Return every record exactly as written.

====

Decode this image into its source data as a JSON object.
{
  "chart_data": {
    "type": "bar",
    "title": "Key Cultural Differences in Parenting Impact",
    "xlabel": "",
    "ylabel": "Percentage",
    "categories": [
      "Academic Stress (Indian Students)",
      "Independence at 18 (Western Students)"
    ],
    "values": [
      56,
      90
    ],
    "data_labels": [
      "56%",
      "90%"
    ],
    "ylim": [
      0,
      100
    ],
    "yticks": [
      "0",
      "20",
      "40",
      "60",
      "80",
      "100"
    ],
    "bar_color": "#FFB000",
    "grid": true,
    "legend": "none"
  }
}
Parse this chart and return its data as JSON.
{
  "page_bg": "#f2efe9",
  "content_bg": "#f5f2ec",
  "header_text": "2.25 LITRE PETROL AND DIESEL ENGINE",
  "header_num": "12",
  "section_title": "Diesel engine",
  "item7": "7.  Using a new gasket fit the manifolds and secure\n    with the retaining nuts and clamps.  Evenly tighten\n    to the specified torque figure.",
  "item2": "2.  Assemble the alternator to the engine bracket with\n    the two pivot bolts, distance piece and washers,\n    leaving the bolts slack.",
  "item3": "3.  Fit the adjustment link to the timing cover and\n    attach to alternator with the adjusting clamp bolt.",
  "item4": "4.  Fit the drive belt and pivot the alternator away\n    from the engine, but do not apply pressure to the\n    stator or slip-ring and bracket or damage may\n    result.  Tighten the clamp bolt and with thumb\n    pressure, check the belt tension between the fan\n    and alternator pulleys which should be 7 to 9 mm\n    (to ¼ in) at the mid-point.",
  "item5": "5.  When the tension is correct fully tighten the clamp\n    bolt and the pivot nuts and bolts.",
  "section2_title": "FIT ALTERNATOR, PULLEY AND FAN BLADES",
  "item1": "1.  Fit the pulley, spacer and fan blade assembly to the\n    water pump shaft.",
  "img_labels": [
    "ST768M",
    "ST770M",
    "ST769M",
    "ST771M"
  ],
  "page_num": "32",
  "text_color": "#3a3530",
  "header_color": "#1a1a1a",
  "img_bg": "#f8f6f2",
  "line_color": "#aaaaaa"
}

====

• **THE COMPLETED TASK**:
Decode this image into its source data as a JSON object.
{
  "chart_data": {
    "type": "bar",
    "title": "Key Cultural Differences in Parenting Impact",
    "xlabel": "",
    "ylabel": "Percentage",
    "categories": [
      "Academic Stress (Indian Students)",
      "Independence at 18 (Western Students)"
    ],
    "values": [
      56,
      90
    ],
    "data_labels": [
      "56%",
      "90%"
    ],
    "ylim": [
      0,
      100
    ],
    "yticks": [
      "0",
      "20",
      "40",
      "60",
      "80",
      "100"
    ],
    "bar_color": "#FFB000",
    "grid": true,
    "legend": "none"
  }
}
Parse this chart and return its data as JSON.
{
  "page_bg": "#f2efe9",
  "content_bg": "#f5f2ec",
  "header_text": "2.25 LITRE PETROL AND DIESEL ENGINE",
  "header_num": "12",
  "section_title": "Diesel engine",
  "item7": "7.  Using a new gasket fit the manifolds and secure\n    with the retaining nuts and clamps.  Evenly tighten\n    to the specified torque figure.",
  "item2": "2.  Assemble the alternator to the engine bracket with\n    the two pivot bolts, distance piece and washers,\n    leaving the bolts slack.",
  "item3": "3.  Fit the adjustment link to the timing cover and\n    attach to alternator with the adjusting clamp bolt.",
  "item4": "4.  Fit the drive belt and pivot the alternator away\n    from the engine, but do not apply pressure to the\n    stator or slip-ring and bracket or damage may\n    result.  Tighten the clamp bolt and with thumb\n    pressure, check the belt tension between the fan\n    and alternator pulleys which should be 7 to 9 mm\n    (to ¼ in) at the mid-point.",
  "item5": "5.  When the tension is correct fully tighten the clamp\n    bolt and the pivot nuts and bolts.",
  "section2_title": "FIT ALTERNATOR, PULLEY AND FAN BLADES",
  "item1": "1.  Fit the pulley, spacer and fan blade assembly to the\n    water pump shaft.",
  "img_labels": [
    "ST768M",
    "ST770M",
    "ST769M",
    "ST771M"
  ],
  "page_num": "32",
  "text_color": "#3a3530",
  "header_color": "#1a1a1a",
  "img_bg": "#f8f6f2",
  "line_color": "#aaaaaa"
}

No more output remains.